(Short problem) Return verbatim the run of lines that opens with the line holding "Convert this screenshot" and closes with the last line of the records.

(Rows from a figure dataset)
"""

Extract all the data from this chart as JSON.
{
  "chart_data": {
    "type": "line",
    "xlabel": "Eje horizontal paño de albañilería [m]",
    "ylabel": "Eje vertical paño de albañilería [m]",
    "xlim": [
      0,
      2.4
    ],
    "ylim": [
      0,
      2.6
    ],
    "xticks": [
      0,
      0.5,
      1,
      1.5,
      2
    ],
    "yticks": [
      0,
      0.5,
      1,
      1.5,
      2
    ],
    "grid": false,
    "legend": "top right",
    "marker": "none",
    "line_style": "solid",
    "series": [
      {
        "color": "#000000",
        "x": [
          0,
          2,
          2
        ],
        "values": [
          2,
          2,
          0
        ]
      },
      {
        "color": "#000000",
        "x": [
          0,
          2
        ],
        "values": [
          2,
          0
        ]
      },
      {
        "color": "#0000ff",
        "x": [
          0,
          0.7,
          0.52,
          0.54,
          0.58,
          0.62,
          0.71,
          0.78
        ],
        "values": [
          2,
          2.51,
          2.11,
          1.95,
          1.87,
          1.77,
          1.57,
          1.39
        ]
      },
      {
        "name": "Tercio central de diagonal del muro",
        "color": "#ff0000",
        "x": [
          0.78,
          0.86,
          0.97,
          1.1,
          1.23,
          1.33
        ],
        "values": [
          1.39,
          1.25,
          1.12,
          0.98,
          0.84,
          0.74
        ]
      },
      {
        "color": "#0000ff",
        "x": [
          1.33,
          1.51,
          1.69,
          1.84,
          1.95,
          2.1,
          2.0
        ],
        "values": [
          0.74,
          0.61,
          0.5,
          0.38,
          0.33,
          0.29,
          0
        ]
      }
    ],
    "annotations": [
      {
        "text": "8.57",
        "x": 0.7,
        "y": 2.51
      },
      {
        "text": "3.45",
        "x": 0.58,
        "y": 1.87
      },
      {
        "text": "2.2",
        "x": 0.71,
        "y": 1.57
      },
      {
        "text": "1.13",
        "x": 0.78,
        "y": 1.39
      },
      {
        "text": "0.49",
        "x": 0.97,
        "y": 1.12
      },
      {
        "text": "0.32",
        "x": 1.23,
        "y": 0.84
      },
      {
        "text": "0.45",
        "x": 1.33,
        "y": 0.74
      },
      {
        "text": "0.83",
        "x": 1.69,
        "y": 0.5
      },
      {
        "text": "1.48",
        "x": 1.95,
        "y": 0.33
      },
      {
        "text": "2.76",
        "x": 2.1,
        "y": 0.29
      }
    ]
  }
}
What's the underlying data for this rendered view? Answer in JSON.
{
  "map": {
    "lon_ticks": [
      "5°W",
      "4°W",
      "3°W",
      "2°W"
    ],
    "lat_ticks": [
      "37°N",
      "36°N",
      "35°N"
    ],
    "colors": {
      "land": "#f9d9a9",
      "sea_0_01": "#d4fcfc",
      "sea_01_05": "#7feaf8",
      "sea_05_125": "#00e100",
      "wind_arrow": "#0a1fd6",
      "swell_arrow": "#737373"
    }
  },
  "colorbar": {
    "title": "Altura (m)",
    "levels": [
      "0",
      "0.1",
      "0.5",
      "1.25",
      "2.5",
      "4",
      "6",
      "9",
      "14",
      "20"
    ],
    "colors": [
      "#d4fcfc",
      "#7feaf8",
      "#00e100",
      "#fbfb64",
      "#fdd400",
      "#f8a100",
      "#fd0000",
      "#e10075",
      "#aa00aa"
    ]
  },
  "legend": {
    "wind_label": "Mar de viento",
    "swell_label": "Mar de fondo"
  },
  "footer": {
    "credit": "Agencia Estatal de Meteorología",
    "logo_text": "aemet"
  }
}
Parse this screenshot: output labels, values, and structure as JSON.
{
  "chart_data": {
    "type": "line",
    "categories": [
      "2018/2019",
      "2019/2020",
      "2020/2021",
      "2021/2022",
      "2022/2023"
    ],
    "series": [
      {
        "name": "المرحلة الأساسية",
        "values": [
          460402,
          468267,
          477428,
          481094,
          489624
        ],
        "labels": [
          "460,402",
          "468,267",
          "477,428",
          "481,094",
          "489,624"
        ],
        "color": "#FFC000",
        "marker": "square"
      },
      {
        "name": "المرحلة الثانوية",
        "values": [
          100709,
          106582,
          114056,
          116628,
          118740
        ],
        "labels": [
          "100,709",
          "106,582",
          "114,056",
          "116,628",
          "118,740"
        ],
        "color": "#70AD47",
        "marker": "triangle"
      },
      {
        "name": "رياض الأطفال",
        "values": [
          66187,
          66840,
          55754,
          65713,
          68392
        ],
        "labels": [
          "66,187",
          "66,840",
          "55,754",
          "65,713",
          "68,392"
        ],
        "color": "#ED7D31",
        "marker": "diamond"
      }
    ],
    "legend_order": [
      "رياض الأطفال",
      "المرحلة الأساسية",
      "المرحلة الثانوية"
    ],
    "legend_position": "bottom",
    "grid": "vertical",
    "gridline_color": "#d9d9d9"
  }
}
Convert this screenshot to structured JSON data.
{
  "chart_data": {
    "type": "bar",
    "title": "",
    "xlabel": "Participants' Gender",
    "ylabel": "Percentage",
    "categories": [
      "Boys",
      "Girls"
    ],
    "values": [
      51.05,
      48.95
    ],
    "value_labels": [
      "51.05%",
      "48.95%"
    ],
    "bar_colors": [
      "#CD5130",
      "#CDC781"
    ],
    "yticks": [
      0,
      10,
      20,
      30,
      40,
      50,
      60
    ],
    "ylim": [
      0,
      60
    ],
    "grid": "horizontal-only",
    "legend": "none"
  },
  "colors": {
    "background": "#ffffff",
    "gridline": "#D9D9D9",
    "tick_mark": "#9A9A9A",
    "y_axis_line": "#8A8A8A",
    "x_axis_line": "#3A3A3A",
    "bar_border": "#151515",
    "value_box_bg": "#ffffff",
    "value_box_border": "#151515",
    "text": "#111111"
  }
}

"""

(Problem solution)
Convert this screenshot to structured JSON data.
{
  "chart_data": {
    "type": "bar",
    "title": "",
    "xlabel": "Participants' Gender",
    "ylabel": "Percentage",
    "categories": [
      "Boys",
      "Girls"
    ],
    "values": [
      51.05,
      48.95
    ],
    "value_labels": [
      "51.05%",
      "48.95%"
    ],
    "bar_colors": [
      "#CD5130",
      "#CDC781"
    ],
    "yticks": [
      0,
      10,
      20,
      30,
      40,
      50,
      60
    ],
    "ylim": [
      0,
      60
    ],
    "grid": "horizontal-only",
    "legend": "none"
  },
  "colors": {
    "background": "#ffffff",
    "gridline": "#D9D9D9",
    "tick_mark": "#9A9A9A",
    "y_axis_line": "#8A8A8A",
    "x_axis_line": "#3A3A3A",
    "bar_border": "#151515",
    "value_box_bg": "#ffffff",
    "value_box_border": "#151515",
    "text": "#111111"
  }
}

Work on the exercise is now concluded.